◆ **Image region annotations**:
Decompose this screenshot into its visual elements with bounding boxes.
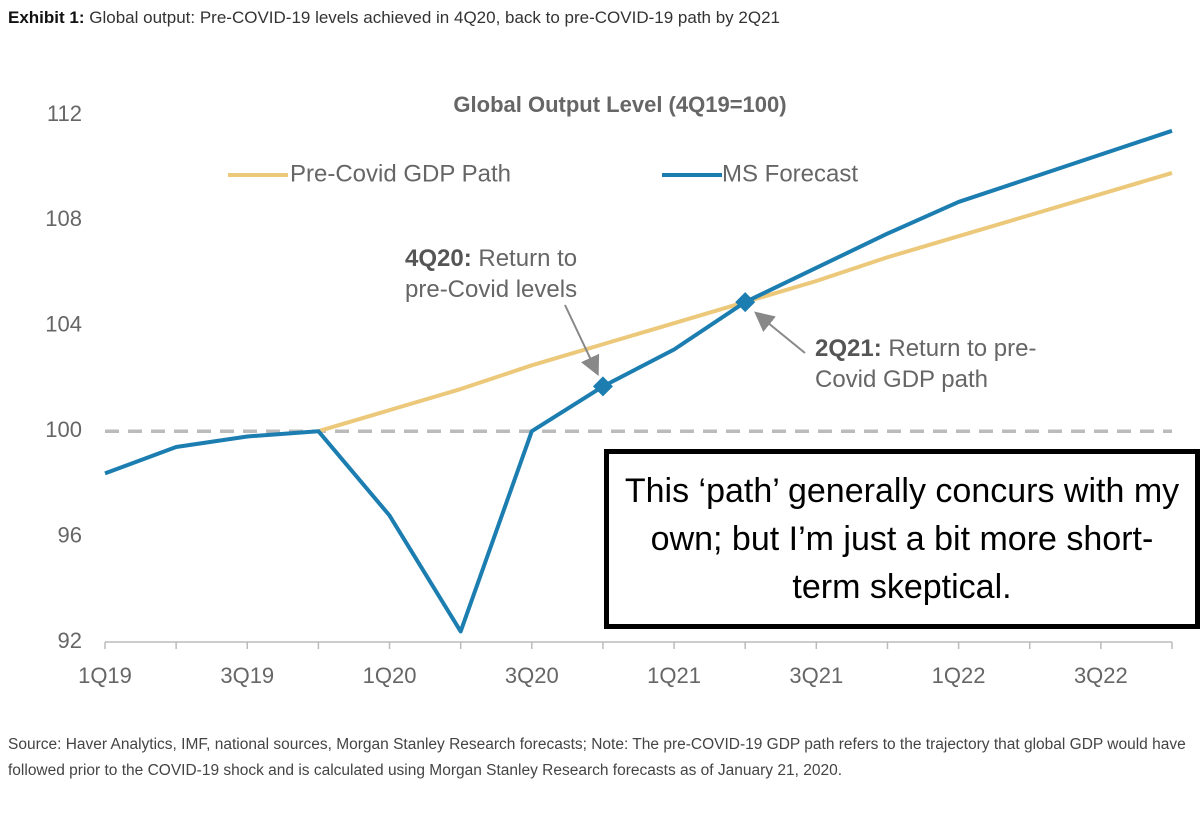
- chart-title: Global Output Level (4Q19=100): [453, 92, 786, 117]
- series-line: [104, 128, 1173, 634]
- callout-text: This ‘path’ generally concurs with my ow…: [624, 472, 1180, 606]
- annotation: 4Q20: Return to pre-Covid levels: [405, 243, 620, 305]
- x-tick-label: 3Q19: [220, 663, 274, 688]
- diamond-marker: [592, 376, 613, 397]
- legend-label: Pre-Covid GDP Path: [290, 160, 511, 187]
- y-tick-label: 96: [58, 522, 82, 547]
- annotation-text: Return to pre-Covid levels: [405, 245, 578, 303]
- x-tick-label: 1Q19: [78, 663, 132, 688]
- exhibit-label: Exhibit 1:: [8, 8, 85, 27]
- callout-box: This ‘path’ generally concurs with my ow…: [604, 449, 1200, 629]
- annotation-label: 4Q20:: [405, 245, 472, 272]
- exhibit-text: Global output: Pre-COVID-19 levels achie…: [89, 8, 780, 27]
- x-tick-label: 1Q20: [363, 663, 417, 688]
- x-tick-label: 3Q22: [1074, 663, 1128, 688]
- annotation-label: 2Q21:: [815, 335, 882, 362]
- y-tick-label: 100: [45, 417, 82, 442]
- y-tick-label: 92: [58, 628, 82, 653]
- x-tick-label: 3Q20: [505, 663, 559, 688]
- exhibit-header: Exhibit 1: Global output: Pre-COVID-19 l…: [8, 8, 780, 28]
- annotation-arrow: [754, 311, 806, 354]
- y-tick-label: 104: [45, 312, 82, 337]
- y-tick-label: 108: [45, 206, 82, 231]
- chart: Global Output Level (4Q19=100) 92 96 100 10…: [45, 92, 1173, 688]
- source-note: Source: Haver Analytics, IMF, national s…: [8, 736, 1186, 779]
- y-tick-label: 112: [47, 101, 82, 126]
- annotation-arrow: [564, 304, 600, 377]
- annotation-text: Return to pre-Covid GDP path: [815, 335, 1037, 393]
- annotation: 2Q21: Return to pre-Covid GDP path: [815, 333, 1080, 395]
- x-tick-label: 1Q21: [647, 663, 701, 688]
- diamond-marker: [735, 292, 756, 313]
- x-tick-label: 1Q22: [932, 663, 986, 688]
- x-tick-label: 3Q21: [789, 663, 843, 688]
- legend-label: MS Forecast: [722, 160, 858, 187]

◆ **WHAT IS EXPECTED**:
Revise the rows above so that every instance of "diamond-marker" reads "diamond-point", with all other text left unchanged. Omit the pictures from your answer.

◆ **OUTPUT BELOW**:
Decompose this screenshot into its visual elements with bounding boxes.
- chart-title: Global Output Level (4Q19=100): [453, 92, 786, 117]
- series-line: [104, 128, 1173, 634]
- callout-text: This ‘path’ generally concurs with my ow…: [624, 472, 1180, 606]
- annotation: 4Q20: Return to pre-Covid levels: [405, 243, 620, 305]
- x-tick-label: 3Q19: [220, 663, 274, 688]
- diamond-point: [592, 376, 613, 397]
- legend-label: Pre-Covid GDP Path: [290, 160, 511, 187]
- y-tick-label: 96: [58, 522, 82, 547]
- annotation-text: Return to pre-Covid levels: [405, 245, 578, 303]
- x-tick-label: 1Q19: [78, 663, 132, 688]
- exhibit-label: Exhibit 1:: [8, 8, 85, 27]
- callout-box: This ‘path’ generally concurs with my ow…: [604, 449, 1200, 629]
- annotation-label: 4Q20:: [405, 245, 472, 272]
- exhibit-text: Global output: Pre-COVID-19 levels achie…: [89, 8, 780, 27]
- x-tick-label: 1Q20: [363, 663, 417, 688]
- x-tick-label: 3Q22: [1074, 663, 1128, 688]
- annotation-label: 2Q21:: [815, 335, 882, 362]
- y-tick-label: 100: [45, 417, 82, 442]
- y-tick-label: 92: [58, 628, 82, 653]
- x-tick-label: 3Q20: [505, 663, 559, 688]
- exhibit-header: Exhibit 1: Global output: Pre-COVID-19 l…: [8, 8, 780, 28]
- annotation-arrow: [754, 311, 806, 354]
- y-tick-label: 104: [45, 312, 82, 337]
- y-tick-label: 108: [45, 206, 82, 231]
- chart: Global Output Level (4Q19=100) 92 96 100 10…: [45, 92, 1173, 688]
- source-note: Source: Haver Analytics, IMF, national s…: [8, 736, 1186, 779]
- y-tick-label: 112: [47, 101, 82, 126]
- annotation-arrow: [564, 304, 600, 377]
- annotation-text: Return to pre-Covid GDP path: [815, 335, 1037, 393]
- annotation: 2Q21: Return to pre-Covid GDP path: [815, 333, 1080, 395]
- x-tick-label: 1Q21: [647, 663, 701, 688]
- diamond-point: [735, 292, 756, 313]
- x-tick-label: 1Q22: [932, 663, 986, 688]
- x-tick-label: 3Q21: [789, 663, 843, 688]
- legend-label: MS Forecast: [722, 160, 858, 187]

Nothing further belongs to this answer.